-- BEGIN --

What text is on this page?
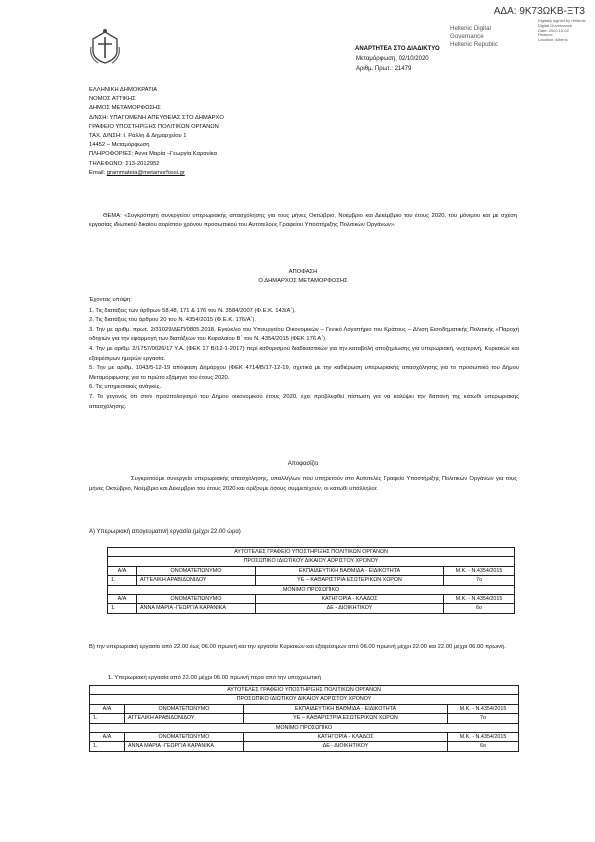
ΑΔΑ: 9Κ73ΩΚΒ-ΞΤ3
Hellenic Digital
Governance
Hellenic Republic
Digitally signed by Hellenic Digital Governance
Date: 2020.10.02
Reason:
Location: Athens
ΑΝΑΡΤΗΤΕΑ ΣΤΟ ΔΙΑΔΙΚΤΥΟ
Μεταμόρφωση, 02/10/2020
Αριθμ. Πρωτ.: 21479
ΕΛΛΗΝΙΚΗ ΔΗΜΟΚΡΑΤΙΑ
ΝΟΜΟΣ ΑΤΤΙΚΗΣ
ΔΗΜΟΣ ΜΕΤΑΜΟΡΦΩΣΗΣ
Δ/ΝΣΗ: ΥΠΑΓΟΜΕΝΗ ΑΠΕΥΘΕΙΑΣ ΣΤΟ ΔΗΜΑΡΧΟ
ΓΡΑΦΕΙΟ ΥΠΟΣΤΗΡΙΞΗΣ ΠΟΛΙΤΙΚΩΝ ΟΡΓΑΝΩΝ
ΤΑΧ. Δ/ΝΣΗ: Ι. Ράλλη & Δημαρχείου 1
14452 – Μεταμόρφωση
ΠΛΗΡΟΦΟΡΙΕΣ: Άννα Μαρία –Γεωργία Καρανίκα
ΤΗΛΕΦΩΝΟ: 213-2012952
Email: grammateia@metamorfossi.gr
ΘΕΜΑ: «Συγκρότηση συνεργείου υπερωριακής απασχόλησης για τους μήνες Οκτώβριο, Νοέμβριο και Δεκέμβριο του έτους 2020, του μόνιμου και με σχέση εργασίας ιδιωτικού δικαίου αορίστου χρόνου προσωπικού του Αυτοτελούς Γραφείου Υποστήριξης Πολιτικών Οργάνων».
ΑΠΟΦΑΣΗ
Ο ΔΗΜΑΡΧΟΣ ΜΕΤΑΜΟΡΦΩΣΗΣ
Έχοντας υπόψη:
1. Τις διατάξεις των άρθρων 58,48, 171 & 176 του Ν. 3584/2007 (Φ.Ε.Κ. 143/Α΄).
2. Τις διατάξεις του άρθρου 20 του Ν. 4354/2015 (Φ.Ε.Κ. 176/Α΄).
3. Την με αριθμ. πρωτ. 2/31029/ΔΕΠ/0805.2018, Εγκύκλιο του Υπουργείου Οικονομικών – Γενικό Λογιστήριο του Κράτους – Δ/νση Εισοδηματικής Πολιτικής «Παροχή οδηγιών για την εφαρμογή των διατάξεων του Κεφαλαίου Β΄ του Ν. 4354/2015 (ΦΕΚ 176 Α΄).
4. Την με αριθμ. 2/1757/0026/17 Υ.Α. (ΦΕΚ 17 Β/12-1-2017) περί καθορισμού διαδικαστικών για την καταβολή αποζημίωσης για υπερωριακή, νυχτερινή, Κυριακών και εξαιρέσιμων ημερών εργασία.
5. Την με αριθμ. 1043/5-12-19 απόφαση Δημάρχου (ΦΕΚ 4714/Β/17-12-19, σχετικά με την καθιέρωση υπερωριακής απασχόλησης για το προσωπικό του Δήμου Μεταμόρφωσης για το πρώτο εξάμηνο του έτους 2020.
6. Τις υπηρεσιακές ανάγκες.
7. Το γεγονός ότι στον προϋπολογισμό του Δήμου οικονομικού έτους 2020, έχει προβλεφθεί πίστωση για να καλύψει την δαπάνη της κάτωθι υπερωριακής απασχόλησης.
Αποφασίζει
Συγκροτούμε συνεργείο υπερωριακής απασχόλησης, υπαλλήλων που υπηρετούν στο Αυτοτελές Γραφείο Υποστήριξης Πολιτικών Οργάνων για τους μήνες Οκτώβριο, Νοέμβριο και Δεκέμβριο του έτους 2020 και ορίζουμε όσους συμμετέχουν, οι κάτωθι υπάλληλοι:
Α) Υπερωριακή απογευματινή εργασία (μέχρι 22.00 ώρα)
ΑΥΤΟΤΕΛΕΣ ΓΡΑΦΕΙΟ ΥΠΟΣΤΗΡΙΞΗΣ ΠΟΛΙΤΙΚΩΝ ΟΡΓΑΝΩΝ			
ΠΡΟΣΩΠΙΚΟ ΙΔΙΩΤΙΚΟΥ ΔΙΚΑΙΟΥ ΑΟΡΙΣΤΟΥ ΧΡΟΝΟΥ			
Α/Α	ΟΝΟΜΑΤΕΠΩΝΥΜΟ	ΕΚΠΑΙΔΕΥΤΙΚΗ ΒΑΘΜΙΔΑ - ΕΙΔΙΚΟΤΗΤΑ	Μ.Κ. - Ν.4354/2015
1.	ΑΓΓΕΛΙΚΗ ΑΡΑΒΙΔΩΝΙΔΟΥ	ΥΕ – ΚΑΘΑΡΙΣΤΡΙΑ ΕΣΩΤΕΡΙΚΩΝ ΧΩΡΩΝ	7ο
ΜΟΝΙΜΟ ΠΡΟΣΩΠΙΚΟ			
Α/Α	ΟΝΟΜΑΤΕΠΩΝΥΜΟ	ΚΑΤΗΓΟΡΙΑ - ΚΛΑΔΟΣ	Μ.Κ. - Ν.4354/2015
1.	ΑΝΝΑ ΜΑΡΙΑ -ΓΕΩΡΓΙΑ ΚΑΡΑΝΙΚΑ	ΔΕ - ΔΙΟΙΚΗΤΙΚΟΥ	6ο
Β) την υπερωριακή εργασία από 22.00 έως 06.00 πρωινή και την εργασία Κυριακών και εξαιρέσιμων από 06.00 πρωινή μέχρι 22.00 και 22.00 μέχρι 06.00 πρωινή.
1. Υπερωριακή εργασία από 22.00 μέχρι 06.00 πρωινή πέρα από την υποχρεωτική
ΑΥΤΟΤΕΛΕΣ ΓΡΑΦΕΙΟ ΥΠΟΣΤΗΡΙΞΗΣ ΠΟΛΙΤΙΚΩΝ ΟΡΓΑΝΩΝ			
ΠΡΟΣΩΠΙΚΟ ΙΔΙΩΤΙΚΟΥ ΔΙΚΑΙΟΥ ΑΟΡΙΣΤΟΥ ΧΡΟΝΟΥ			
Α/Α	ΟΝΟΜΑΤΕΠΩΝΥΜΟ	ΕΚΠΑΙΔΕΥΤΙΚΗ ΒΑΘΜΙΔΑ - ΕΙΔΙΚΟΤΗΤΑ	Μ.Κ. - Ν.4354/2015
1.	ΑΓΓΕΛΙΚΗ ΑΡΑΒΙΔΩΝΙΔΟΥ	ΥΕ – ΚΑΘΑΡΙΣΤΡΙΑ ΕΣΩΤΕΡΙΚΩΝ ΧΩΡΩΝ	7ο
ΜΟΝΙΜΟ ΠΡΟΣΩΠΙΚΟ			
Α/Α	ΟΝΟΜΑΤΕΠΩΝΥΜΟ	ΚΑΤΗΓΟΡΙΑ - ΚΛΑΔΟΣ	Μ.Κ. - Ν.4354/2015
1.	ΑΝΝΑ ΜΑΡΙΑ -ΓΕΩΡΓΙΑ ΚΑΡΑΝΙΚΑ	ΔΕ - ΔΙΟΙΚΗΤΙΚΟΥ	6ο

-- END --
-- BEGIN --

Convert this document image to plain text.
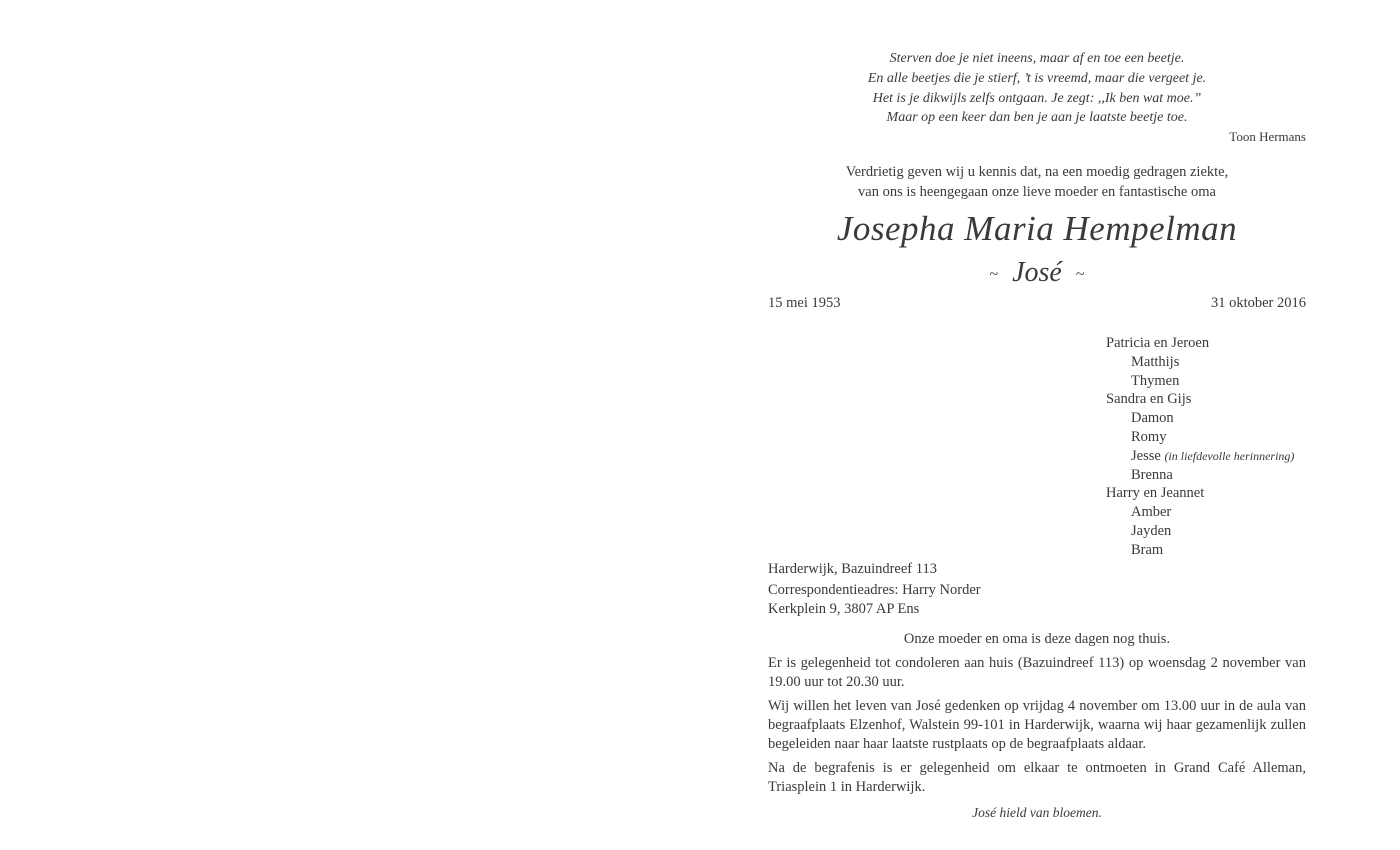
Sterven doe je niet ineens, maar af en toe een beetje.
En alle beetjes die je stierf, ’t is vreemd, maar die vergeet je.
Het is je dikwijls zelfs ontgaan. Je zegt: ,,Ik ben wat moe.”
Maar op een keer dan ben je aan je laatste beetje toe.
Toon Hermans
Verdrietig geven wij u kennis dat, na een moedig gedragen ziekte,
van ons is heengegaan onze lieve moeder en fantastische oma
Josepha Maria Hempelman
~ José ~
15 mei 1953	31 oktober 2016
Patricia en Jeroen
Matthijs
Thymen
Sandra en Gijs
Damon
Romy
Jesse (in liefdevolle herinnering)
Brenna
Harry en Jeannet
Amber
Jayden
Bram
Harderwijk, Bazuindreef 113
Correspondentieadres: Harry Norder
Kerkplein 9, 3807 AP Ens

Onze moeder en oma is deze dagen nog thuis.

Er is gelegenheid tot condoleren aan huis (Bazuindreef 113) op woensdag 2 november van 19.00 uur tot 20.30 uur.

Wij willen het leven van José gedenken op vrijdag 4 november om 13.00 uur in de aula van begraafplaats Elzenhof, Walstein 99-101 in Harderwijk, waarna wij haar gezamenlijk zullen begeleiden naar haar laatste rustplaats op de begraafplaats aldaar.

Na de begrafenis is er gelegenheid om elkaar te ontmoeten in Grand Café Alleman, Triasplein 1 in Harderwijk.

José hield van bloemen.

-- END --
-- BEGIN --

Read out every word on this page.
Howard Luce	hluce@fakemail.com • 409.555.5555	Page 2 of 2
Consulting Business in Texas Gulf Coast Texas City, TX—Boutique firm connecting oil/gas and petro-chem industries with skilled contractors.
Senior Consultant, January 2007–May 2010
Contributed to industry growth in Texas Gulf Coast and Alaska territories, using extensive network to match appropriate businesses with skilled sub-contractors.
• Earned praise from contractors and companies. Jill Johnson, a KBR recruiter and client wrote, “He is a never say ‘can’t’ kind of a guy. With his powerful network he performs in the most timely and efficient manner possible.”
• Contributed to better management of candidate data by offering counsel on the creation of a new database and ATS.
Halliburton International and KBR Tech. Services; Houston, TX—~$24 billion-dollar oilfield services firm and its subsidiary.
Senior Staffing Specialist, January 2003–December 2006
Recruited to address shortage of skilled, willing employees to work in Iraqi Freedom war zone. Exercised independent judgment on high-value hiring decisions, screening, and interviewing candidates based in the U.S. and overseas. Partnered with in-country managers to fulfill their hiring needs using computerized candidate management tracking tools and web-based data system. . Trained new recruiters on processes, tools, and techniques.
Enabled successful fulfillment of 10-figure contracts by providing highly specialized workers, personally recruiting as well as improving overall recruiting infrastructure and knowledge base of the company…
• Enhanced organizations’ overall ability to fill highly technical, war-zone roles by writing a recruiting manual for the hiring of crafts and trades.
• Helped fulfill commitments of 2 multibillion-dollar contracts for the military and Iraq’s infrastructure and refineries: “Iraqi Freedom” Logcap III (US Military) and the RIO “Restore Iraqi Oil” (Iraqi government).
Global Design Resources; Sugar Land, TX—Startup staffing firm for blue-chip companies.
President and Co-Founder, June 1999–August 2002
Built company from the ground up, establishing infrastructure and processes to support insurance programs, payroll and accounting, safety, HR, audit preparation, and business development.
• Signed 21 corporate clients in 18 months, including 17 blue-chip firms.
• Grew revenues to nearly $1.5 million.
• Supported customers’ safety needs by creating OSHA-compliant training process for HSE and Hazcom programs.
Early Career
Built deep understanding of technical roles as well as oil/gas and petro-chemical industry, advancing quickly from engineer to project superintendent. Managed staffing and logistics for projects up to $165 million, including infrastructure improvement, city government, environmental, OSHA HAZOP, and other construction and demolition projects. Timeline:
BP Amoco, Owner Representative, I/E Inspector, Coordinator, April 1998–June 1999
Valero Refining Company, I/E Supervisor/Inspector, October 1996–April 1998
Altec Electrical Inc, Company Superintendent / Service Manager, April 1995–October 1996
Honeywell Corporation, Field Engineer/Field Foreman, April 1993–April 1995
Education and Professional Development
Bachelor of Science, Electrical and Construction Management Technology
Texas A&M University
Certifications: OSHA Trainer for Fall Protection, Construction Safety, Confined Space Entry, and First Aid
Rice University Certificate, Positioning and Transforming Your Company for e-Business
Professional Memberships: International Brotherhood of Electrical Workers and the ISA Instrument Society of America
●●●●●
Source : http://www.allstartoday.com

-- END --

Task prompt:
Reproduce each line from the records that contains the word "highly".

Output for this task:
Enabled successful fulfillment of 10-figure contracts by providing highly specialized workers, personally recruiting as well as improving overall recruiting infrastructure and knowledge base of the company…
• Enhanced organizations’ overall ability to fill highly technical, war-zone roles by writing a recruiting manual for the hiring of crafts and trades.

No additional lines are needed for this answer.